### GIVEN INFORMATION

○ ○ ○ ○ ○

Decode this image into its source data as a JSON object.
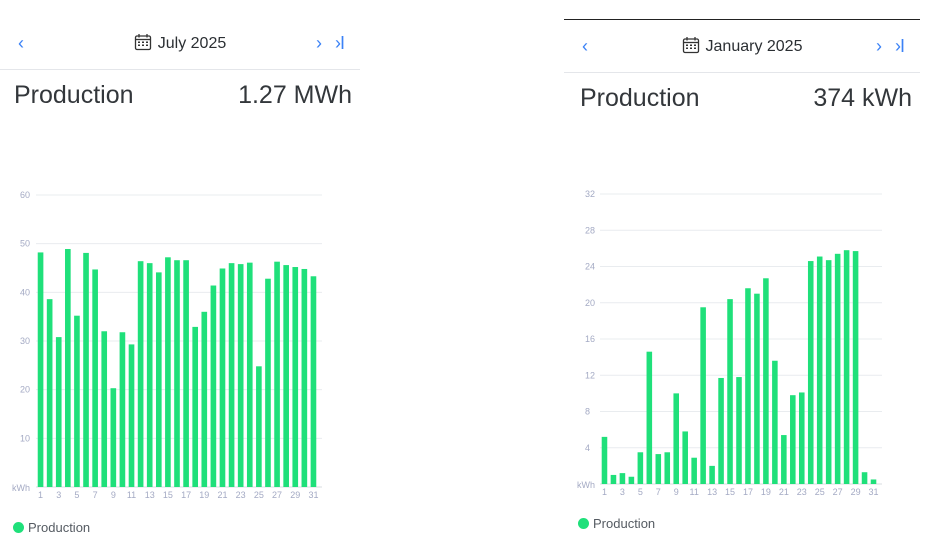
{
  "panels": [
    {
      "month": "July 2025",
      "title": "Production",
      "total": "1.27 MWh",
      "nav": {
        "prev": "‹",
        "next": "›",
        "last": "›I"
      },
      "legend": "Production"
    },
    {
      "month": "January 2025",
      "title": "Production",
      "total": "374 kWh",
      "nav": {
        "prev": "‹",
        "next": "›",
        "last": "›I"
      },
      "legend": "Production"
    }
  ],
  "colors": {
    "bar": "#1fe07a",
    "accent": "#3b82f6"
  },
  "chart_data": [
    {
      "type": "bar",
      "ylabel": "kWh",
      "ylim": [
        0,
        60
      ],
      "yticks": [
        10,
        20,
        30,
        40,
        50,
        60
      ],
      "categories": [
        1,
        2,
        3,
        4,
        5,
        6,
        7,
        8,
        9,
        10,
        11,
        12,
        13,
        14,
        15,
        16,
        17,
        18,
        19,
        20,
        21,
        22,
        23,
        24,
        25,
        26,
        27,
        28,
        29,
        30,
        31
      ],
      "xtick_labels": [
        "1",
        "3",
        "5",
        "7",
        "9",
        "11",
        "13",
        "15",
        "17",
        "19",
        "21",
        "23",
        "25",
        "27",
        "29",
        "31"
      ],
      "grid": true,
      "legend_position": "bottom-left",
      "series": [
        {
          "name": "Production",
          "values": [
            48.2,
            38.6,
            30.8,
            48.9,
            35.2,
            48.1,
            44.7,
            32,
            20.3,
            31.8,
            29.3,
            46.4,
            46,
            44.1,
            47.2,
            46.6,
            46.6,
            32.9,
            36,
            41.4,
            44.9,
            46,
            45.8,
            46.1,
            24.8,
            42.8,
            46.3,
            45.6,
            45.2,
            44.8,
            43.3
          ]
        }
      ]
    },
    {
      "type": "bar",
      "ylabel": "kWh",
      "ylim": [
        0,
        32
      ],
      "yticks": [
        4,
        8,
        12,
        16,
        20,
        24,
        28,
        32
      ],
      "categories": [
        1,
        2,
        3,
        4,
        5,
        6,
        7,
        8,
        9,
        10,
        11,
        12,
        13,
        14,
        15,
        16,
        17,
        18,
        19,
        20,
        21,
        22,
        23,
        24,
        25,
        26,
        27,
        28,
        29,
        30,
        31
      ],
      "xtick_labels": [
        "1",
        "3",
        "5",
        "7",
        "9",
        "11",
        "13",
        "15",
        "17",
        "19",
        "21",
        "23",
        "25",
        "27",
        "29",
        "31"
      ],
      "grid": true,
      "legend_position": "bottom-left",
      "series": [
        {
          "name": "Production",
          "values": [
            5.2,
            1,
            1.2,
            0.8,
            3.5,
            14.6,
            3.3,
            3.5,
            10,
            5.8,
            2.9,
            19.5,
            2,
            11.7,
            20.4,
            11.8,
            21.6,
            21,
            22.7,
            13.6,
            5.4,
            9.8,
            10.1,
            24.6,
            25.1,
            24.7,
            25.4,
            25.8,
            25.7,
            1.3,
            0.5
          ]
        }
      ]
    }
  ]
}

○ ○ ○ ○ ○

### WRITTEN EXERCISE
Reproduce the material word for word, minus the images.

### ANSWER BELOW
Decode this image into its source data as a JSON object.
{
  "panels": [
    {
      "month": "July 2025",
      "title": "Production",
      "total": "1.27 MWh",
      "nav": {
        "prev": "‹",
        "next": "›",
        "last": "›I"
      },
      "legend": "Production"
    },
    {
      "month": "January 2025",
      "title": "Production",
      "total": "374 kWh",
      "nav": {
        "prev": "‹",
        "next": "›",
        "last": "›I"
      },
      "legend": "Production"
    }
  ],
  "colors": {
    "bar": "#1fe07a",
    "accent": "#3b82f6"
  },
  "chart_data": [
    {
      "type": "bar",
      "ylabel": "kWh",
      "ylim": [
        0,
        60
      ],
      "yticks": [
        10,
        20,
        30,
        40,
        50,
        60
      ],
      "categories": [
        1,
        2,
        3,
        4,
        5,
        6,
        7,
        8,
        9,
        10,
        11,
        12,
        13,
        14,
        15,
        16,
        17,
        18,
        19,
        20,
        21,
        22,
        23,
        24,
        25,
        26,
        27,
        28,
        29,
        30,
        31
      ],
      "xtick_labels": [
        "1",
        "3",
        "5",
        "7",
        "9",
        "11",
        "13",
        "15",
        "17",
        "19",
        "21",
        "23",
        "25",
        "27",
        "29",
        "31"
      ],
      "grid": true,
      "legend_position": "bottom-left",
      "series": [
        {
          "name": "Production",
          "values": [
            48.2,
            38.6,
            30.8,
            48.9,
            35.2,
            48.1,
            44.7,
            32,
            20.3,
            31.8,
            29.3,
            46.4,
            46,
            44.1,
            47.2,
            46.6,
            46.6,
            32.9,
            36,
            41.4,
            44.9,
            46,
            45.8,
            46.1,
            24.8,
            42.8,
            46.3,
            45.6,
            45.2,
            44.8,
            43.3
          ]
        }
      ]
    },
    {
      "type": "bar",
      "ylabel": "kWh",
      "ylim": [
        0,
        32
      ],
      "yticks": [
        4,
        8,
        12,
        16,
        20,
        24,
        28,
        32
      ],
      "categories": [
        1,
        2,
        3,
        4,
        5,
        6,
        7,
        8,
        9,
        10,
        11,
        12,
        13,
        14,
        15,
        16,
        17,
        18,
        19,
        20,
        21,
        22,
        23,
        24,
        25,
        26,
        27,
        28,
        29,
        30,
        31
      ],
      "xtick_labels": [
        "1",
        "3",
        "5",
        "7",
        "9",
        "11",
        "13",
        "15",
        "17",
        "19",
        "21",
        "23",
        "25",
        "27",
        "29",
        "31"
      ],
      "grid": true,
      "legend_position": "bottom-left",
      "series": [
        {
          "name": "Production",
          "values": [
            5.2,
            1,
            1.2,
            0.8,
            3.5,
            14.6,
            3.3,
            3.5,
            10,
            5.8,
            2.9,
            19.5,
            2,
            11.7,
            20.4,
            11.8,
            21.6,
            21,
            22.7,
            13.6,
            5.4,
            9.8,
            10.1,
            24.6,
            25.1,
            24.7,
            25.4,
            25.8,
            25.7,
            1.3,
            0.5
          ]
        }
      ]
    }
  ]
}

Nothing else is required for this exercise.